Using the listing below, extract each line that has the word "text" in it.

━━━━━ DATA FOR THIS TASK ━━━━━

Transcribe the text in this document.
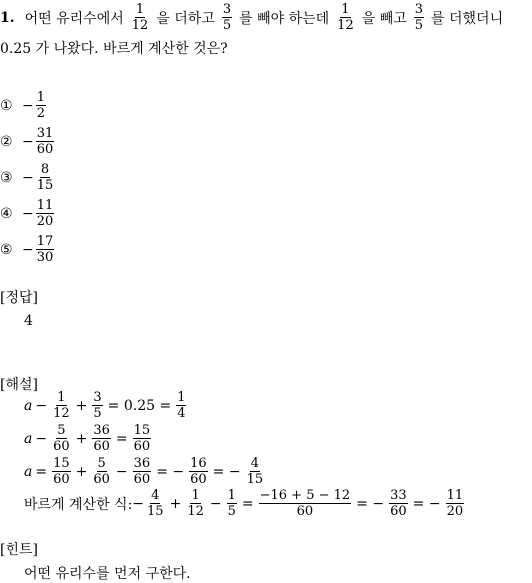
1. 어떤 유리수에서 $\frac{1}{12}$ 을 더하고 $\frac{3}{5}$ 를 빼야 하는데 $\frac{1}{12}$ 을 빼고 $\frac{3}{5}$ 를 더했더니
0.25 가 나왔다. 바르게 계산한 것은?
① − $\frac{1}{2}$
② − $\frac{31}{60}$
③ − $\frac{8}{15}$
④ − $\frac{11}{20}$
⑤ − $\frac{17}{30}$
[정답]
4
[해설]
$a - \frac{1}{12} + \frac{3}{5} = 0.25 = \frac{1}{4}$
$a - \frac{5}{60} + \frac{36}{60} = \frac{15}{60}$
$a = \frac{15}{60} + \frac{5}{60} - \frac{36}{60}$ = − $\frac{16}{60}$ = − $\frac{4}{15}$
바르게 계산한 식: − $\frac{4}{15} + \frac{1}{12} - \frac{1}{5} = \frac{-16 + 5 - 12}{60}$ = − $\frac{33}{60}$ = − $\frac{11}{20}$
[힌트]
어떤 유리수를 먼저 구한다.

━━━━━
━━━━━ DATA FOR THIS TASK ━━━━━

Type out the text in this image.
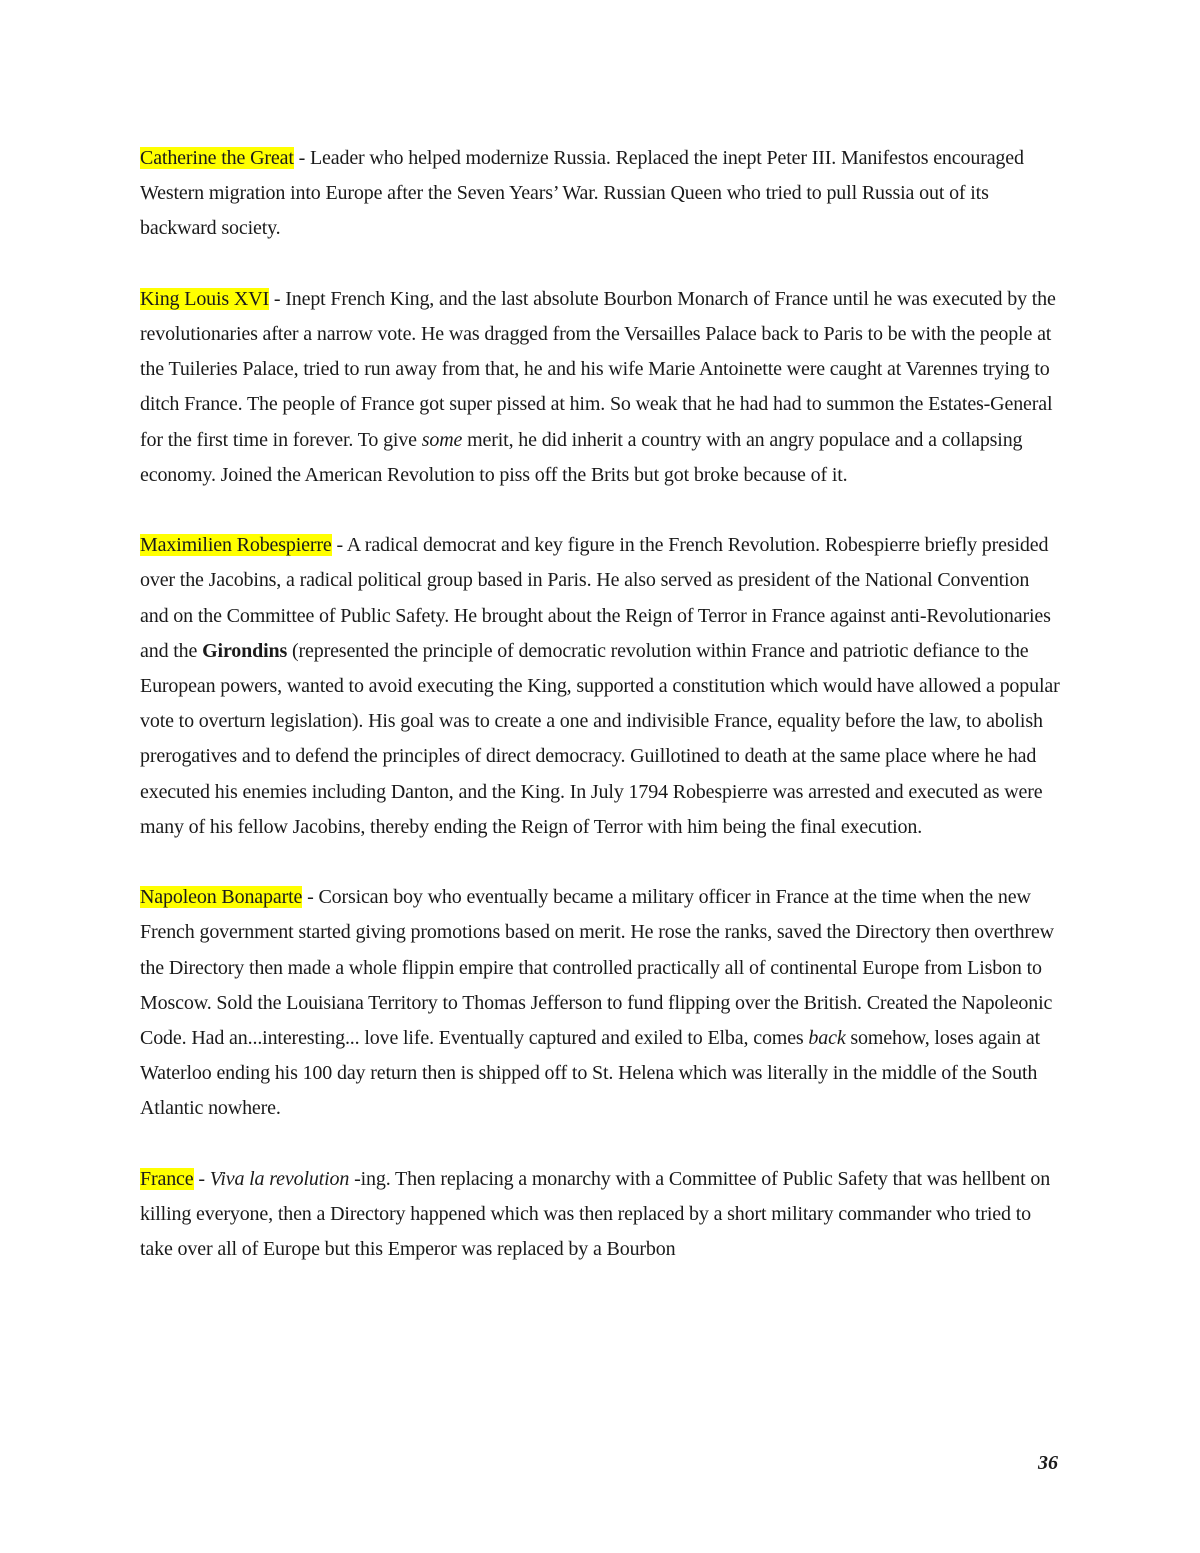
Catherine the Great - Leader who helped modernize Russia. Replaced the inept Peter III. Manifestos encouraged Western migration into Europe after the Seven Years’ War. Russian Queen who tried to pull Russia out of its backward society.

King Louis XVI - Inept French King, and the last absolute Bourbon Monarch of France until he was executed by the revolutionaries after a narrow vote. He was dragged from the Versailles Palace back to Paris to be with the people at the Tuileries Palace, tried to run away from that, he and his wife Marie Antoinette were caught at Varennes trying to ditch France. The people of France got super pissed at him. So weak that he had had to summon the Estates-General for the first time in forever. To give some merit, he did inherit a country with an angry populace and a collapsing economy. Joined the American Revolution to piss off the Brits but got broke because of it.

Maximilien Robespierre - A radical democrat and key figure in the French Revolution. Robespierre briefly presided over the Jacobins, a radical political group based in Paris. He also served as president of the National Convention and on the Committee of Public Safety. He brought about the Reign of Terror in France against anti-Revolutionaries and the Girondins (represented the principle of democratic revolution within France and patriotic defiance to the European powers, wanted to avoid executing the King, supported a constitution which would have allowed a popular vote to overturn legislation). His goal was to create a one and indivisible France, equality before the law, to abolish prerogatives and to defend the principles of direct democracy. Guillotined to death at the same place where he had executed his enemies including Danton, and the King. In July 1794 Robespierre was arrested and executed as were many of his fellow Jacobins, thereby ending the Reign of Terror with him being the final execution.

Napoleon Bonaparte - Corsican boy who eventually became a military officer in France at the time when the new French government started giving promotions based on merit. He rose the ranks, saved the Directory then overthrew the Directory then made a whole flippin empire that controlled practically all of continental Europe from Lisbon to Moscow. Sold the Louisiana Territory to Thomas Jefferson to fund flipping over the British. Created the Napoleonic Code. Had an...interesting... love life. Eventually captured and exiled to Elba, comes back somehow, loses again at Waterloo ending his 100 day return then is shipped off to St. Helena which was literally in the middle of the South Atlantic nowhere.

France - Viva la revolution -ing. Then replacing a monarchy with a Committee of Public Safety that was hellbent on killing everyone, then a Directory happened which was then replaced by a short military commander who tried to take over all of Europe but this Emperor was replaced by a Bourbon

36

━━━━━

[THE ANSWER]
Transcribe the text in this document.
Type out the text in this image.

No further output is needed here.